Supplied records ->
_ _ _ _ _
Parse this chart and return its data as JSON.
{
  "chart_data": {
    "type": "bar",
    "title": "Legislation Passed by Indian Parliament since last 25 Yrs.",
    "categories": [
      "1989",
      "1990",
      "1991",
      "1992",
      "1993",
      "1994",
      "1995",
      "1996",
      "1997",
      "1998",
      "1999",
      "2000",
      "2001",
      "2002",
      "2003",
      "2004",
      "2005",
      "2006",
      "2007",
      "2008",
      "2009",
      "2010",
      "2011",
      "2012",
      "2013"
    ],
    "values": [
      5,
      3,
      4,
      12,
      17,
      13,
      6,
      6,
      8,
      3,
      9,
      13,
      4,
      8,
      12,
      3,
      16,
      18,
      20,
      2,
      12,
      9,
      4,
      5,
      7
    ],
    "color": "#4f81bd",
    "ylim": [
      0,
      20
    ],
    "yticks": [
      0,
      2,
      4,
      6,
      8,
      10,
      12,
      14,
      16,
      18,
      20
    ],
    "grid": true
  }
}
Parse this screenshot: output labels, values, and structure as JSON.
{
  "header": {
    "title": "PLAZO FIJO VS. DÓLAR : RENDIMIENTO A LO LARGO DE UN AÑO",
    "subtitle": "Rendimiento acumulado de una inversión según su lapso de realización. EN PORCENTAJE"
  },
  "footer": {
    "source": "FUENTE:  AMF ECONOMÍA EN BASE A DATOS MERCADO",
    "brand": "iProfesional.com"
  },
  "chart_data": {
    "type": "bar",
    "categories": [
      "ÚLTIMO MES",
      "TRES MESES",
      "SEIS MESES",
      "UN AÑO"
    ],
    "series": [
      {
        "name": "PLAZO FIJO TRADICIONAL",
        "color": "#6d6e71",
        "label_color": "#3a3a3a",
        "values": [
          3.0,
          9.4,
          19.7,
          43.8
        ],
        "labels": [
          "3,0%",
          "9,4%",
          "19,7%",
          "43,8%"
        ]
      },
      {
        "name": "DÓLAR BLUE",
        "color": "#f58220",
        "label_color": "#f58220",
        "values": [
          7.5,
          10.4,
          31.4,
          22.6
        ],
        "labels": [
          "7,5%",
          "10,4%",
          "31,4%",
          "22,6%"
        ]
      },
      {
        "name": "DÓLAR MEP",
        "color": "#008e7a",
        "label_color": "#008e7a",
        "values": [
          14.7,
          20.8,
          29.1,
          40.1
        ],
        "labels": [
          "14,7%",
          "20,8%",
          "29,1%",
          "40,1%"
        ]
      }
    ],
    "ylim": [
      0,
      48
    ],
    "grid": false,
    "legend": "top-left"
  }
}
_ _ _ _ _
Stated goal -> Quote all the records. Keep every word exact.

Correct answer ->
Parse this chart and return its data as JSON.
{
  "chart_data": {
    "type": "bar",
    "title": "Legislation Passed by Indian Parliament since last 25 Yrs.",
    "categories": [
      "1989",
      "1990",
      "1991",
      "1992",
      "1993",
      "1994",
      "1995",
      "1996",
      "1997",
      "1998",
      "1999",
      "2000",
      "2001",
      "2002",
      "2003",
      "2004",
      "2005",
      "2006",
      "2007",
      "2008",
      "2009",
      "2010",
      "2011",
      "2012",
      "2013"
    ],
    "values": [
      5,
      3,
      4,
      12,
      17,
      13,
      6,
      6,
      8,
      3,
      9,
      13,
      4,
      8,
      12,
      3,
      16,
      18,
      20,
      2,
      12,
      9,
      4,
      5,
      7
    ],
    "color": "#4f81bd",
    "ylim": [
      0,
      20
    ],
    "yticks": [
      0,
      2,
      4,
      6,
      8,
      10,
      12,
      14,
      16,
      18,
      20
    ],
    "grid": true
  }
}
Parse this screenshot: output labels, values, and structure as JSON.
{
  "header": {
    "title": "PLAZO FIJO VS. DÓLAR : RENDIMIENTO A LO LARGO DE UN AÑO",
    "subtitle": "Rendimiento acumulado de una inversión según su lapso de realización. EN PORCENTAJE"
  },
  "footer": {
    "source": "FUENTE:  AMF ECONOMÍA EN BASE A DATOS MERCADO",
    "brand": "iProfesional.com"
  },
  "chart_data": {
    "type": "bar",
    "categories": [
      "ÚLTIMO MES",
      "TRES MESES",
      "SEIS MESES",
      "UN AÑO"
    ],
    "series": [
      {
        "name": "PLAZO FIJO TRADICIONAL",
        "color": "#6d6e71",
        "label_color": "#3a3a3a",
        "values": [
          3.0,
          9.4,
          19.7,
          43.8
        ],
        "labels": [
          "3,0%",
          "9,4%",
          "19,7%",
          "43,8%"
        ]
      },
      {
        "name": "DÓLAR BLUE",
        "color": "#f58220",
        "label_color": "#f58220",
        "values": [
          7.5,
          10.4,
          31.4,
          22.6
        ],
        "labels": [
          "7,5%",
          "10,4%",
          "31,4%",
          "22,6%"
        ]
      },
      {
        "name": "DÓLAR MEP",
        "color": "#008e7a",
        "label_color": "#008e7a",
        "values": [
          14.7,
          20.8,
          29.1,
          40.1
        ],
        "labels": [
          "14,7%",
          "20,8%",
          "29,1%",
          "40,1%"
        ]
      }
    ],
    "ylim": [
      0,
      48
    ],
    "grid": false,
    "legend": "top-left"
  }
}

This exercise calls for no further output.